The problem: Locate every line that holds the string "which" and copy it.

-- START OF Data provided --

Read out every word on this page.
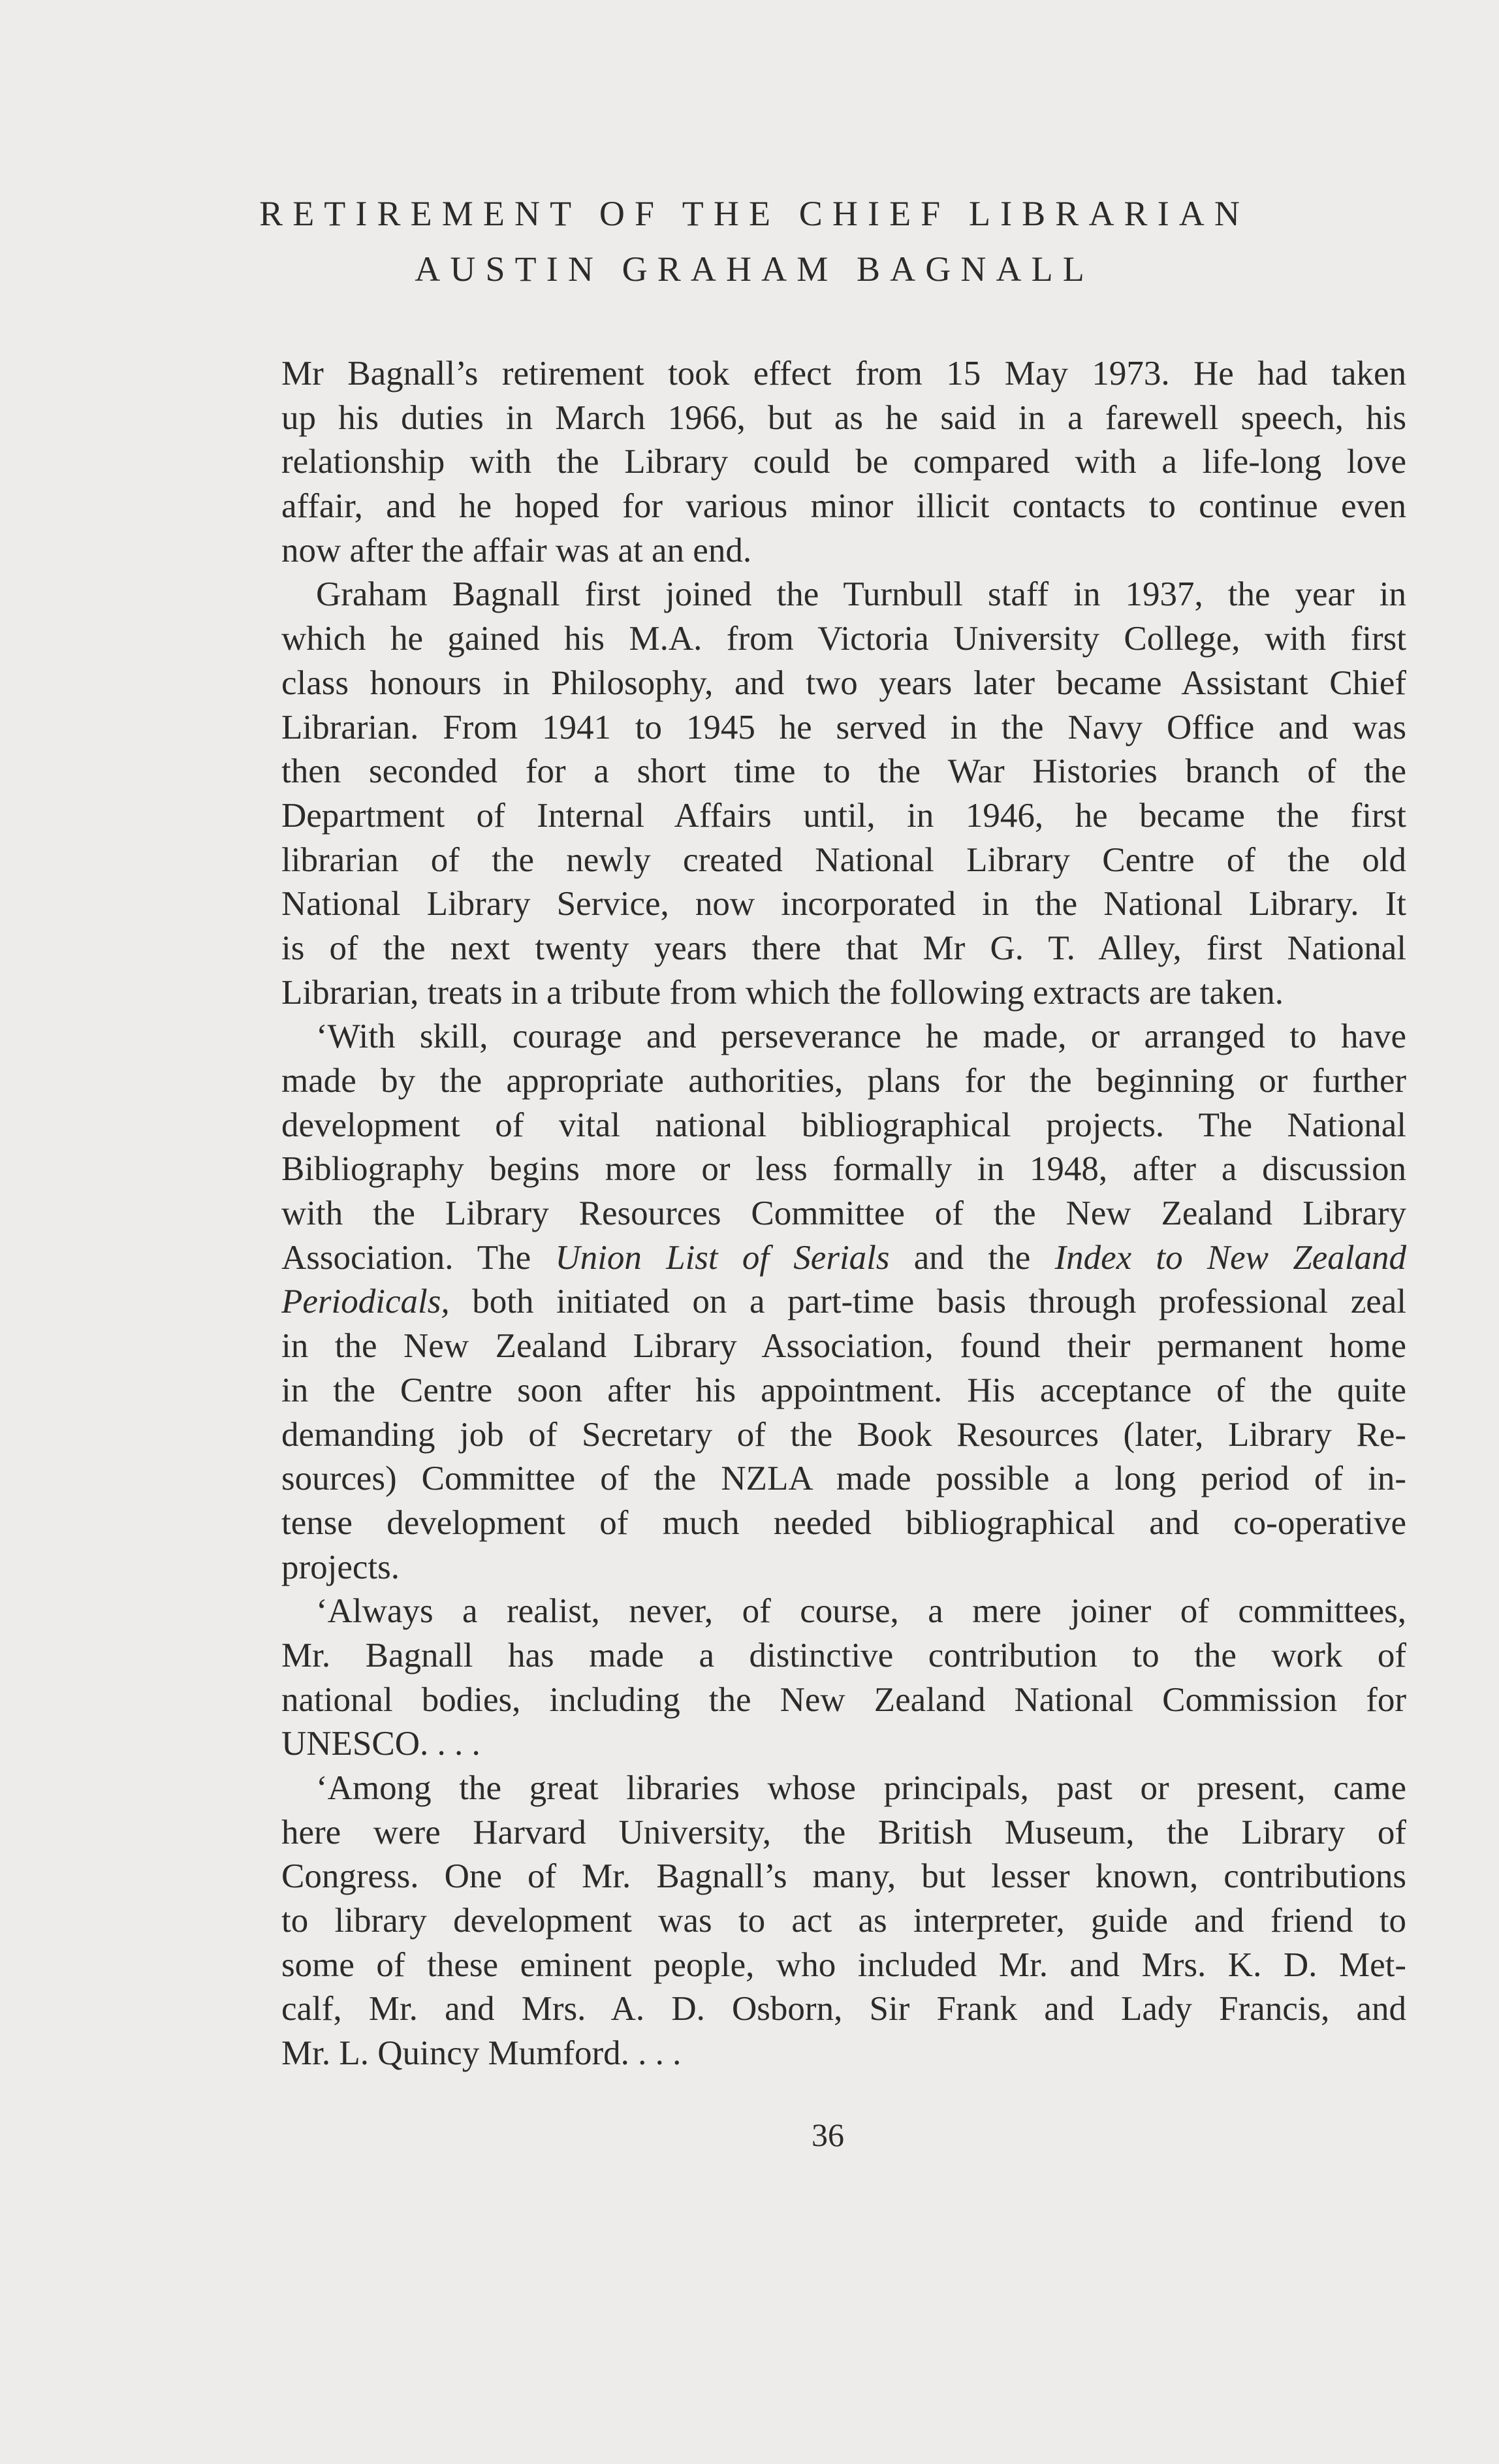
RETIREMENT OF THE CHIEF LIBRARIAN
AUSTIN GRAHAM BAGNALL
Mr Bagnall’s retirement took effect from 15 May 1973. He had taken
up his duties in March 1966, but as he said in a farewell speech, his
relationship with the Library could be compared with a life-long love
affair, and he hoped for various minor illicit contacts to continue even
now after the affair was at an end.
Graham Bagnall first joined the Turnbull staff in 1937, the year in
which he gained his M.A. from Victoria University College, with first
class honours in Philosophy, and two years later became Assistant Chief
Librarian. From 1941 to 1945 he served in the Navy Office and was
then seconded for a short time to the War Histories branch of the
Department of Internal Affairs until, in 1946, he became the first
librarian of the newly created National Library Centre of the old
National Library Service, now incorporated in the National Library. It
is of the next twenty years there that Mr G. T. Alley, first National
Librarian, treats in a tribute from which the following extracts are taken.
‘With skill, courage and perseverance he made, or arranged to have
made by the appropriate authorities, plans for the beginning or further
development of vital national bibliographical projects. The National
Bibliography begins more or less formally in 1948, after a discussion
with the Library Resources Committee of the New Zealand Library
Association. The Union List of Serials and the Index to New Zealand
Periodicals, both initiated on a part-time basis through professional zeal
in the New Zealand Library Association, found their permanent home
in the Centre soon after his appointment. His acceptance of the quite
demanding job of Secretary of the Book Resources (later, Library Re-
sources) Committee of the NZLA made possible a long period of in-
tense development of much needed bibliographical and co-operative
projects.
‘Always a realist, never, of course, a mere joiner of committees,
Mr. Bagnall has made a distinctive contribution to the work of
national bodies, including the New Zealand National Commission for
UNESCO. . . .
‘Among the great libraries whose principals, past or present, came
here were Harvard University, the British Museum, the Library of
Congress. One of Mr. Bagnall’s many, but lesser known, contributions
to library development was to act as interpreter, guide and friend to
some of these eminent people, who included Mr. and Mrs. K. D. Met-
calf, Mr. and Mrs. A. D. Osborn, Sir Frank and Lady Francis, and
Mr. L. Quincy Mumford. . . .
36
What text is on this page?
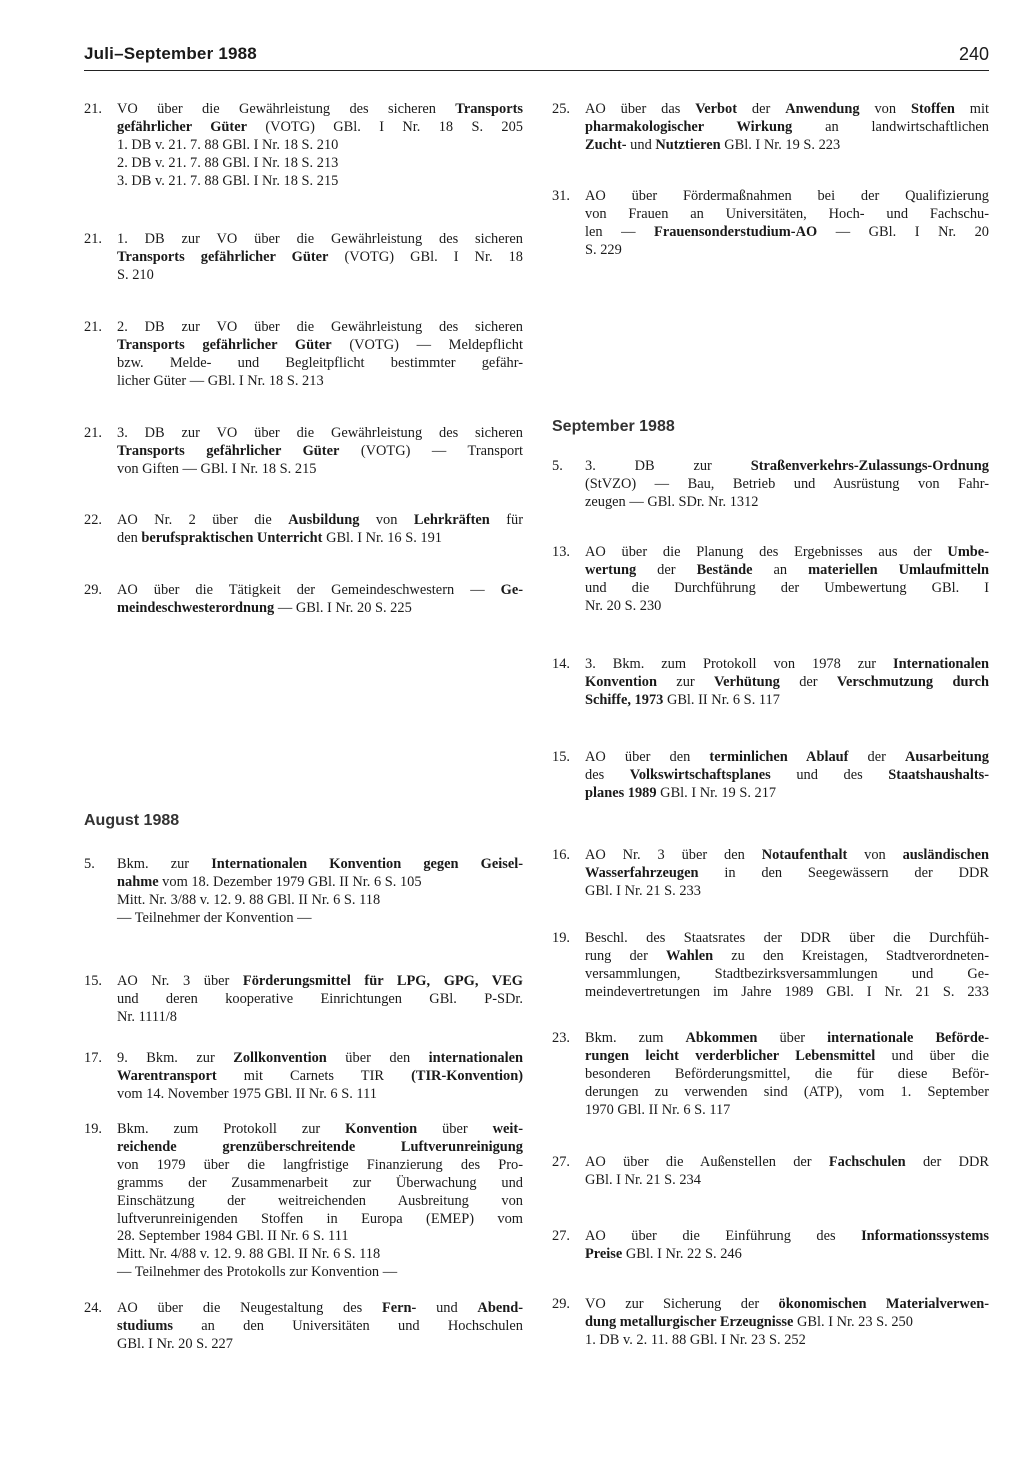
Juli–September 1988	240
August 1988
September 1988
21.	VO über die Gewährleistung des sicheren Transports
gefährlicher Güter (VOTG) GBl. I Nr. 18 S. 205
1. DB v. 21. 7. 88 GBl. I Nr. 18 S. 210
2. DB v. 21. 7. 88 GBl. I Nr. 18 S. 213
3. DB v. 21. 7. 88 GBl. I Nr. 18 S. 215
21.	1. DB zur VO über die Gewährleistung des sicheren
Transports gefährlicher Güter (VOTG) GBl. I Nr. 18
S. 210
21.	2. DB zur VO über die Gewährleistung des sicheren
Transports gefährlicher Güter (VOTG) — Meldepflicht
bzw. Melde- und Begleitpflicht bestimmter gefähr-
licher Güter — GBl. I Nr. 18 S. 213
21.	3. DB zur VO über die Gewährleistung des sicheren
Transports gefährlicher Güter (VOTG) — Transport
von Giften — GBl. I Nr. 18 S. 215
22.	AO Nr. 2 über die Ausbildung von Lehrkräften für
den berufspraktischen Unterricht GBl. I Nr. 16 S. 191
29.	AO über die Tätigkeit der Gemeindeschwestern — Ge-
meindeschwesterordnung — GBl. I Nr. 20 S. 225
5.	Bkm. zur Internationalen Konvention gegen Geisel-
nahme vom 18. Dezember 1979 GBl. II Nr. 6 S. 105
Mitt. Nr. 3/88 v. 12. 9. 88 GBl. II Nr. 6 S. 118
— Teilnehmer der Konvention —
15.	AO Nr. 3 über Förderungsmittel für LPG, GPG, VEG
und deren kooperative Einrichtungen GBl. P-SDr.
Nr. 1111/8
17.	9. Bkm. zur Zollkonvention über den internationalen
Warentransport mit Carnets TIR (TIR-Konvention)
vom 14. November 1975 GBl. II Nr. 6 S. 111
19.	Bkm. zum Protokoll zur Konvention über weit-
reichende grenzüberschreitende Luftverunreinigung
von 1979 über die langfristige Finanzierung des Pro-
gramms der Zusammenarbeit zur Überwachung und
Einschätzung der weitreichenden Ausbreitung von
luftverunreinigenden Stoffen in Europa (EMEP) vom
28. September 1984 GBl. II Nr. 6 S. 111
Mitt. Nr. 4/88 v. 12. 9. 88 GBl. II Nr. 6 S. 118
— Teilnehmer des Protokolls zur Konvention —
24.	AO über die Neugestaltung des Fern- und Abend-
studiums an den Universitäten und Hochschulen
GBl. I Nr. 20 S. 227
25.	AO über das Verbot der Anwendung von Stoffen mit
pharmakologischer Wirkung an landwirtschaftlichen
Zucht- und Nutztieren GBl. I Nr. 19 S. 223
31.	AO über Fördermaßnahmen bei der Qualifizierung
von Frauen an Universitäten, Hoch- und Fachschu-
len — Frauensonderstudium-AO — GBl. I Nr. 20
S. 229
5.	3. DB zur Straßenverkehrs-Zulassungs-Ordnung
(StVZO) — Bau, Betrieb und Ausrüstung von Fahr-
zeugen — GBl. SDr. Nr. 1312
13.	AO über die Planung des Ergebnisses aus der Umbe-
wertung der Bestände an materiellen Umlaufmitteln
und die Durchführung der Umbewertung GBl. I
Nr. 20 S. 230
14.	3. Bkm. zum Protokoll von 1978 zur Internationalen
Konvention zur Verhütung der Verschmutzung durch
Schiffe, 1973 GBl. II Nr. 6 S. 117
15.	AO über den terminlichen Ablauf der Ausarbeitung
des Volkswirtschaftsplanes und des Staatshaushalts-
planes 1989 GBl. I Nr. 19 S. 217
16.	AO Nr. 3 über den Notaufenthalt von ausländischen
Wasserfahrzeugen in den Seegewässern der DDR
GBl. I Nr. 21 S. 233
19.	Beschl. des Staatsrates der DDR über die Durchfüh-
rung der Wahlen zu den Kreistagen, Stadtverordneten-
versammlungen, Stadtbezirksversammlungen und Ge-
meindevertretungen im Jahre 1989 GBl. I Nr. 21 S. 233
23.	Bkm. zum Abkommen über internationale Beförde-
rungen leicht verderblicher Lebensmittel und über die
besonderen Beförderungsmittel, die für diese Beför-
derungen zu verwenden sind (ATP), vom 1. September
1970 GBl. II Nr. 6 S. 117
27.	AO über die Außenstellen der Fachschulen der DDR
GBl. I Nr. 21 S. 234
27.	AO über die Einführung des Informationssystems
Preise GBl. I Nr. 22 S. 246
29.	VO zur Sicherung der ökonomischen Materialverwen-
dung metallurgischer Erzeugnisse GBl. I Nr. 23 S. 250
1. DB v. 2. 11. 88 GBl. I Nr. 23 S. 252
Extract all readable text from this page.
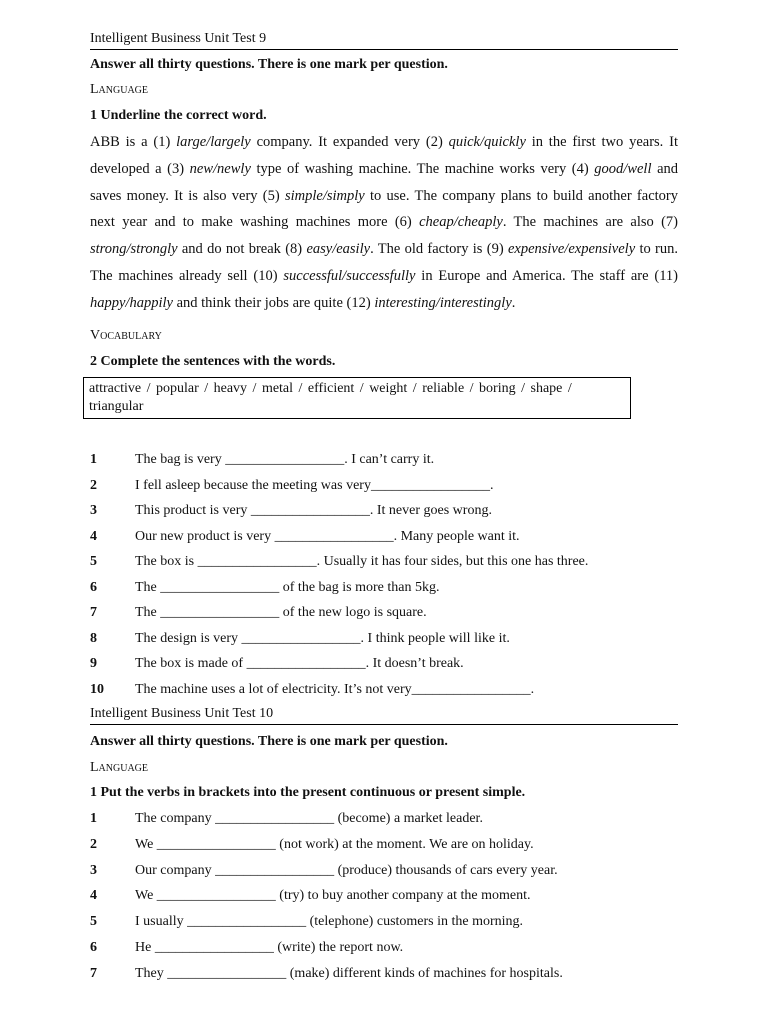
Intelligent Business Unit Test 9
Answer all thirty questions. There is one mark per question.
Language
1 Underline the correct word.
ABB is a (1) large/largely company. It expanded very (2) quick/quickly in the first two years. It developed a (3) new/newly type of washing machine. The machine works very (4) good/well and saves money. It is also very (5) simple/simply to use. The company plans to build another factory next year and to make washing machines more (6) cheap/cheaply. The machines are also (7) strong/strongly and do not break (8) easy/easily. The old factory is (9) expensive/expensively to run. The machines already sell (10) successful/successfully in Europe and America. The staff are (11) happy/happily and think their jobs are quite (12) interesting/interestingly.
Vocabulary
2 Complete the sentences with the words.
attractive / popular / heavy / metal / efficient / weight / reliable / boring / shape / triangular
1	The bag is very _________________. I can’t carry it.
2	I fell asleep because the meeting was very_________________.
3	This product is very _________________. It never goes wrong.
4	Our new product is very _________________. Many people want it.
5	The box is _________________. Usually it has four sides, but this one has three.
6	The _________________ of the bag is more than 5kg.
7	The _________________ of the new logo is square.
8	The design is very _________________. I think people will like it.
9	The box is made of _________________. It doesn’t break.
10 The machine uses a lot of electricity. It’s not very_________________.
Intelligent Business Unit Test 10
Answer all thirty questions. There is one mark per question.
Language
1 Put the verbs in brackets into the present continuous or present simple.
1	The company _________________ (become) a market leader.
2	We _________________ (not work) at the moment. We are on holiday.
3	Our company _________________ (produce) thousands of cars every year.
4	We _________________ (try) to buy another company at the moment.
5	I usually _________________ (telephone) customers in the morning.
6	He _________________ (write) the report now.
7	They _________________ (make) different kinds of machines for hospitals.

-- END OF Data provided --

Task output:
which he gained his M.A. from Victoria University College, with first
Librarian, treats in a tribute from which the following extracts are taken.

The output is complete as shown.